GIVEN INFORMATION.
......

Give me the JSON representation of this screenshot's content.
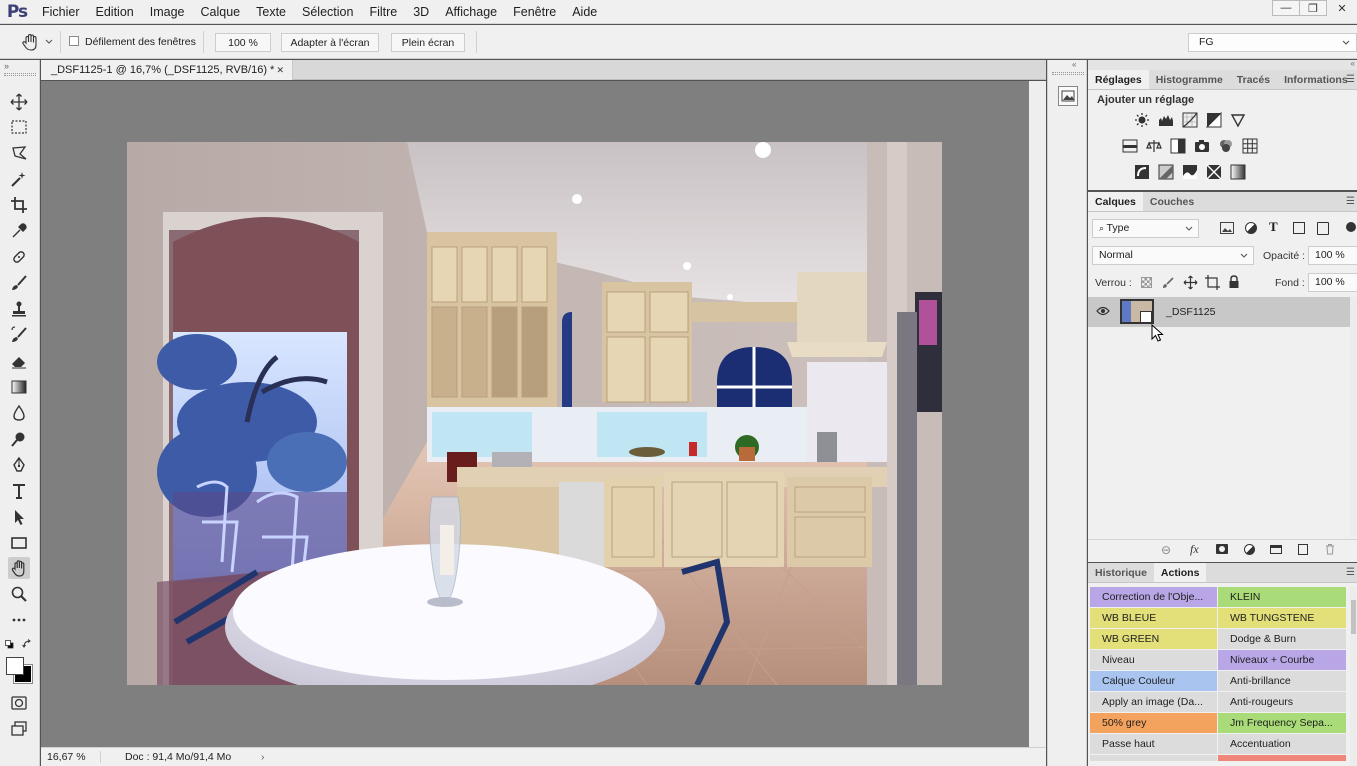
{
  "app": {
    "logo": "Ps"
  },
  "menu": [
    "Fichier",
    "Edition",
    "Image",
    "Calque",
    "Texte",
    "Sélection",
    "Filtre",
    "3D",
    "Affichage",
    "Fenêtre",
    "Aide"
  ],
  "window_controls": {
    "minimize": "—",
    "restore": "❐",
    "close": "✕"
  },
  "options": {
    "scroll_all_windows": "Défilement des fenêtres",
    "zoom_value": "100 %",
    "fit_screen": "Adapter à l'écran",
    "full_screen": "Plein écran",
    "workspace": "FG"
  },
  "document": {
    "tab_title": "_DSF1125-1 @ 16,7% (_DSF1125, RVB/16) *",
    "tab_close": "✕",
    "zoom_status": "16,67 %",
    "doc_info": "Doc : 91,4 Mo/91,4 Mo"
  },
  "adjustments_panel": {
    "tabs": [
      "Réglages",
      "Histogramme",
      "Tracés",
      "Informations"
    ],
    "add_label": "Ajouter un réglage"
  },
  "layers_panel": {
    "tabs": [
      "Calques",
      "Couches"
    ],
    "filter_type": "Type",
    "blend_mode": "Normal",
    "opacity_label": "Opacité :",
    "opacity_value": "100 %",
    "lock_label": "Verrou :",
    "fill_label": "Fond :",
    "fill_value": "100 %",
    "layer_name": "_DSF1125"
  },
  "actions_panel": {
    "tabs": [
      "Historique",
      "Actions"
    ],
    "buttons": [
      {
        "label": "Correction de l'Obje...",
        "color": "#b9a6e6"
      },
      {
        "label": "KLEIN",
        "color": "#a9dc78"
      },
      {
        "label": "WB BLEUE",
        "color": "#e3e07a"
      },
      {
        "label": "WB TUNGSTENE",
        "color": "#e3e07a"
      },
      {
        "label": "WB GREEN",
        "color": "#e3e07a"
      },
      {
        "label": "Dodge & Burn",
        "color": "#dcdcdc"
      },
      {
        "label": "Niveau",
        "color": "#dcdcdc"
      },
      {
        "label": "Niveaux + Courbe",
        "color": "#b9a6e6"
      },
      {
        "label": "Calque Couleur",
        "color": "#a8c4ef"
      },
      {
        "label": "Anti-brillance",
        "color": "#dcdcdc"
      },
      {
        "label": "Apply an image (Da...",
        "color": "#dcdcdc"
      },
      {
        "label": "Anti-rougeurs",
        "color": "#dcdcdc"
      },
      {
        "label": "50% grey",
        "color": "#f4a35e"
      },
      {
        "label": "Jm Frequency Sepa...",
        "color": "#a9dc78"
      },
      {
        "label": "Passe haut",
        "color": "#dcdcdc"
      },
      {
        "label": "Accentuation",
        "color": "#dcdcdc"
      }
    ]
  },
  "colors": {
    "foreground": "#ffffff",
    "background": "#000000"
  }
}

......

WHAT TO PRODUCE. Quote each entry above verbatim and drop the pictures.

RESPONSE FOR THIS EXERCISE.
Give me the JSON representation of this screenshot's content.
{
  "app": {
    "logo": "Ps"
  },
  "menu": [
    "Fichier",
    "Edition",
    "Image",
    "Calque",
    "Texte",
    "Sélection",
    "Filtre",
    "3D",
    "Affichage",
    "Fenêtre",
    "Aide"
  ],
  "window_controls": {
    "minimize": "—",
    "restore": "❐",
    "close": "✕"
  },
  "options": {
    "scroll_all_windows": "Défilement des fenêtres",
    "zoom_value": "100 %",
    "fit_screen": "Adapter à l'écran",
    "full_screen": "Plein écran",
    "workspace": "FG"
  },
  "document": {
    "tab_title": "_DSF1125-1 @ 16,7% (_DSF1125, RVB/16) *",
    "tab_close": "✕",
    "zoom_status": "16,67 %",
    "doc_info": "Doc : 91,4 Mo/91,4 Mo"
  },
  "adjustments_panel": {
    "tabs": [
      "Réglages",
      "Histogramme",
      "Tracés",
      "Informations"
    ],
    "add_label": "Ajouter un réglage"
  },
  "layers_panel": {
    "tabs": [
      "Calques",
      "Couches"
    ],
    "filter_type": "Type",
    "blend_mode": "Normal",
    "opacity_label": "Opacité :",
    "opacity_value": "100 %",
    "lock_label": "Verrou :",
    "fill_label": "Fond :",
    "fill_value": "100 %",
    "layer_name": "_DSF1125"
  },
  "actions_panel": {
    "tabs": [
      "Historique",
      "Actions"
    ],
    "buttons": [
      {
        "label": "Correction de l'Obje...",
        "color": "#b9a6e6"
      },
      {
        "label": "KLEIN",
        "color": "#a9dc78"
      },
      {
        "label": "WB BLEUE",
        "color": "#e3e07a"
      },
      {
        "label": "WB TUNGSTENE",
        "color": "#e3e07a"
      },
      {
        "label": "WB GREEN",
        "color": "#e3e07a"
      },
      {
        "label": "Dodge & Burn",
        "color": "#dcdcdc"
      },
      {
        "label": "Niveau",
        "color": "#dcdcdc"
      },
      {
        "label": "Niveaux + Courbe",
        "color": "#b9a6e6"
      },
      {
        "label": "Calque Couleur",
        "color": "#a8c4ef"
      },
      {
        "label": "Anti-brillance",
        "color": "#dcdcdc"
      },
      {
        "label": "Apply an image (Da...",
        "color": "#dcdcdc"
      },
      {
        "label": "Anti-rougeurs",
        "color": "#dcdcdc"
      },
      {
        "label": "50% grey",
        "color": "#f4a35e"
      },
      {
        "label": "Jm Frequency Sepa...",
        "color": "#a9dc78"
      },
      {
        "label": "Passe haut",
        "color": "#dcdcdc"
      },
      {
        "label": "Accentuation",
        "color": "#dcdcdc"
      }
    ]
  },
  "colors": {
    "foreground": "#ffffff",
    "background": "#000000"
  }
}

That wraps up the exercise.